Begin

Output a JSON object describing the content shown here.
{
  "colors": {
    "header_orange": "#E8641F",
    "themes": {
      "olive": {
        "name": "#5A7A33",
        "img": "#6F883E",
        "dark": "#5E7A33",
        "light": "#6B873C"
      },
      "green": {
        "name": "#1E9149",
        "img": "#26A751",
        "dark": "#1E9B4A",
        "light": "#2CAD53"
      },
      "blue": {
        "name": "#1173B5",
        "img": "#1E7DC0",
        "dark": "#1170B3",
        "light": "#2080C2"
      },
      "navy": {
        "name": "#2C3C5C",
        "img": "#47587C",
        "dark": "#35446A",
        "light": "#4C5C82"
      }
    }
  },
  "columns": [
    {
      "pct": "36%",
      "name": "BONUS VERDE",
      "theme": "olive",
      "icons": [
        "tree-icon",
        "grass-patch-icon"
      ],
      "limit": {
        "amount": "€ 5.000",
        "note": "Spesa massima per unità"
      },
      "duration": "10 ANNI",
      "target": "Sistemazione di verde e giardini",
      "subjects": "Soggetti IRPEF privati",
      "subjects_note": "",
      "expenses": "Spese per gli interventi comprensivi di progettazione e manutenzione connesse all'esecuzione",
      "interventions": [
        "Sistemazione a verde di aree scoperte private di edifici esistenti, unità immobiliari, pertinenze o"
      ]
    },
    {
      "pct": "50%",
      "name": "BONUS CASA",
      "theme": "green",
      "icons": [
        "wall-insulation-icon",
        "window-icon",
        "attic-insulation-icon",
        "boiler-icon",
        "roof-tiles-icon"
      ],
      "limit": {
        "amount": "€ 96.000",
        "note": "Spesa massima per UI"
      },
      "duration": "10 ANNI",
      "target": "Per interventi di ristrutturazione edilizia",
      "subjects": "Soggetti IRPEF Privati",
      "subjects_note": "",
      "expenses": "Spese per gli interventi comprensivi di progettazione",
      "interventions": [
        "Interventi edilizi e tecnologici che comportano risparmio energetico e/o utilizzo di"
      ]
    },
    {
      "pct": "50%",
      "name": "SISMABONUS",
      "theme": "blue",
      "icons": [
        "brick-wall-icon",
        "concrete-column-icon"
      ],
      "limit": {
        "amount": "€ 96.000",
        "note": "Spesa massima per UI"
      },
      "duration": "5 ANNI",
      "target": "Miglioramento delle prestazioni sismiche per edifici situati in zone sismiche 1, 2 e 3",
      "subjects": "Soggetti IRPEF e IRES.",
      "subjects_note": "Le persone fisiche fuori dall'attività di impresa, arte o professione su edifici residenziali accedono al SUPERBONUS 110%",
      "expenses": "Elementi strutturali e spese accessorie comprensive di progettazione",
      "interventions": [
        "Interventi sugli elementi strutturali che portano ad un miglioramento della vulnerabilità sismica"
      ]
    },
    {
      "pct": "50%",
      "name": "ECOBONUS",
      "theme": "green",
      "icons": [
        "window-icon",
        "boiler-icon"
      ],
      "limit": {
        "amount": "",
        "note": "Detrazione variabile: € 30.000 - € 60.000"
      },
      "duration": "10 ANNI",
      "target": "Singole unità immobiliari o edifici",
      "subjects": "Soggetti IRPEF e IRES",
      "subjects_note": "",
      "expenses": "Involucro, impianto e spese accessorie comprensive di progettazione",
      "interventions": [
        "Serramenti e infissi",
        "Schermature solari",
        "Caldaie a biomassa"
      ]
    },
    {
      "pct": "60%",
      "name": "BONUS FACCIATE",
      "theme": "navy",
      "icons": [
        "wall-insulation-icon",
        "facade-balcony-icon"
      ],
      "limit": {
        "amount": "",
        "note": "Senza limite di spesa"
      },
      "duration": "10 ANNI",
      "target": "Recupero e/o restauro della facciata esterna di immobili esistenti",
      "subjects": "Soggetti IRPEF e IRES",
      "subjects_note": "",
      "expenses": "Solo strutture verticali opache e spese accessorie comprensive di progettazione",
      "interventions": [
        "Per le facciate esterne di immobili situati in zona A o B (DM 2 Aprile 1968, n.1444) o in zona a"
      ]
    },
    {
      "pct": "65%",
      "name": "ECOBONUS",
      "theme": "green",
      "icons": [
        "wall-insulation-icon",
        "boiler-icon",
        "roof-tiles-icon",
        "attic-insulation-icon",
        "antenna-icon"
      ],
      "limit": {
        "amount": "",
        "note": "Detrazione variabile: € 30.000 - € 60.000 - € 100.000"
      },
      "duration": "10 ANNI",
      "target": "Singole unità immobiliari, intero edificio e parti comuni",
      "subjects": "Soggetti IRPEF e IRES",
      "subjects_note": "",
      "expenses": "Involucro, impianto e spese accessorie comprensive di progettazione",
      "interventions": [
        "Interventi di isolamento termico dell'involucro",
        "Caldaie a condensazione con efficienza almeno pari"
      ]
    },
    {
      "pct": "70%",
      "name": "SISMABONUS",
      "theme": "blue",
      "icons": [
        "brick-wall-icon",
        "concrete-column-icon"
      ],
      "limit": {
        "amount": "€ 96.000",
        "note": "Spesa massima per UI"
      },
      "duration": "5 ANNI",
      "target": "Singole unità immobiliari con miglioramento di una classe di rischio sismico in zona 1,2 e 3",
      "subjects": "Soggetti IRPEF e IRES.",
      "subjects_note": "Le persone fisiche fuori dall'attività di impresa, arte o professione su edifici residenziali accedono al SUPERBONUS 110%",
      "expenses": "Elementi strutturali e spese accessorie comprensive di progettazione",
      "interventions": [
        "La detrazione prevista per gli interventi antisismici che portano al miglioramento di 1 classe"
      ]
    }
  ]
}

End

Please quote the data above in full, with no line missing.

**Response to the exercise**
Output a JSON object describing the content shown here.
{
  "colors": {
    "header_orange": "#E8641F",
    "themes": {
      "olive": {
        "name": "#5A7A33",
        "img": "#6F883E",
        "dark": "#5E7A33",
        "light": "#6B873C"
      },
      "green": {
        "name": "#1E9149",
        "img": "#26A751",
        "dark": "#1E9B4A",
        "light": "#2CAD53"
      },
      "blue": {
        "name": "#1173B5",
        "img": "#1E7DC0",
        "dark": "#1170B3",
        "light": "#2080C2"
      },
      "navy": {
        "name": "#2C3C5C",
        "img": "#47587C",
        "dark": "#35446A",
        "light": "#4C5C82"
      }
    }
  },
  "columns": [
    {
      "pct": "36%",
      "name": "BONUS VERDE",
      "theme": "olive",
      "icons": [
        "tree-icon",
        "grass-patch-icon"
      ],
      "limit": {
        "amount": "€ 5.000",
        "note": "Spesa massima per unità"
      },
      "duration": "10 ANNI",
      "target": "Sistemazione di verde e giardini",
      "subjects": "Soggetti IRPEF privati",
      "subjects_note": "",
      "expenses": "Spese per gli interventi comprensivi di progettazione e manutenzione connesse all'esecuzione",
      "interventions": [
        "Sistemazione a verde di aree scoperte private di edifici esistenti, unità immobiliari, pertinenze o"
      ]
    },
    {
      "pct": "50%",
      "name": "BONUS CASA",
      "theme": "green",
      "icons": [
        "wall-insulation-icon",
        "window-icon",
        "attic-insulation-icon",
        "boiler-icon",
        "roof-tiles-icon"
      ],
      "limit": {
        "amount": "€ 96.000",
        "note": "Spesa massima per UI"
      },
      "duration": "10 ANNI",
      "target": "Per interventi di ristrutturazione edilizia",
      "subjects": "Soggetti IRPEF Privati",
      "subjects_note": "",
      "expenses": "Spese per gli interventi comprensivi di progettazione",
      "interventions": [
        "Interventi edilizi e tecnologici che comportano risparmio energetico e/o utilizzo di"
      ]
    },
    {
      "pct": "50%",
      "name": "SISMABONUS",
      "theme": "blue",
      "icons": [
        "brick-wall-icon",
        "concrete-column-icon"
      ],
      "limit": {
        "amount": "€ 96.000",
        "note": "Spesa massima per UI"
      },
      "duration": "5 ANNI",
      "target": "Miglioramento delle prestazioni sismiche per edifici situati in zone sismiche 1, 2 e 3",
      "subjects": "Soggetti IRPEF e IRES.",
      "subjects_note": "Le persone fisiche fuori dall'attività di impresa, arte o professione su edifici residenziali accedono al SUPERBONUS 110%",
      "expenses": "Elementi strutturali e spese accessorie comprensive di progettazione",
      "interventions": [
        "Interventi sugli elementi strutturali che portano ad un miglioramento della vulnerabilità sismica"
      ]
    },
    {
      "pct": "50%",
      "name": "ECOBONUS",
      "theme": "green",
      "icons": [
        "window-icon",
        "boiler-icon"
      ],
      "limit": {
        "amount": "",
        "note": "Detrazione variabile: € 30.000 - € 60.000"
      },
      "duration": "10 ANNI",
      "target": "Singole unità immobiliari o edifici",
      "subjects": "Soggetti IRPEF e IRES",
      "subjects_note": "",
      "expenses": "Involucro, impianto e spese accessorie comprensive di progettazione",
      "interventions": [
        "Serramenti e infissi",
        "Schermature solari",
        "Caldaie a biomassa"
      ]
    },
    {
      "pct": "60%",
      "name": "BONUS FACCIATE",
      "theme": "navy",
      "icons": [
        "wall-insulation-icon",
        "facade-balcony-icon"
      ],
      "limit": {
        "amount": "",
        "note": "Senza limite di spesa"
      },
      "duration": "10 ANNI",
      "target": "Recupero e/o restauro della facciata esterna di immobili esistenti",
      "subjects": "Soggetti IRPEF e IRES",
      "subjects_note": "",
      "expenses": "Solo strutture verticali opache e spese accessorie comprensive di progettazione",
      "interventions": [
        "Per le facciate esterne di immobili situati in zona A o B (DM 2 Aprile 1968, n.1444) o in zona a"
      ]
    },
    {
      "pct": "65%",
      "name": "ECOBONUS",
      "theme": "green",
      "icons": [
        "wall-insulation-icon",
        "boiler-icon",
        "roof-tiles-icon",
        "attic-insulation-icon",
        "antenna-icon"
      ],
      "limit": {
        "amount": "",
        "note": "Detrazione variabile: € 30.000 - € 60.000 - € 100.000"
      },
      "duration": "10 ANNI",
      "target": "Singole unità immobiliari, intero edificio e parti comuni",
      "subjects": "Soggetti IRPEF e IRES",
      "subjects_note": "",
      "expenses": "Involucro, impianto e spese accessorie comprensive di progettazione",
      "interventions": [
        "Interventi di isolamento termico dell'involucro",
        "Caldaie a condensazione con efficienza almeno pari"
      ]
    },
    {
      "pct": "70%",
      "name": "SISMABONUS",
      "theme": "blue",
      "icons": [
        "brick-wall-icon",
        "concrete-column-icon"
      ],
      "limit": {
        "amount": "€ 96.000",
        "note": "Spesa massima per UI"
      },
      "duration": "5 ANNI",
      "target": "Singole unità immobiliari con miglioramento di una classe di rischio sismico in zona 1,2 e 3",
      "subjects": "Soggetti IRPEF e IRES.",
      "subjects_note": "Le persone fisiche fuori dall'attività di impresa, arte o professione su edifici residenziali accedono al SUPERBONUS 110%",
      "expenses": "Elementi strutturali e spese accessorie comprensive di progettazione",
      "interventions": [
        "La detrazione prevista per gli interventi antisismici che portano al miglioramento di 1 classe"
      ]
    }
  ]
}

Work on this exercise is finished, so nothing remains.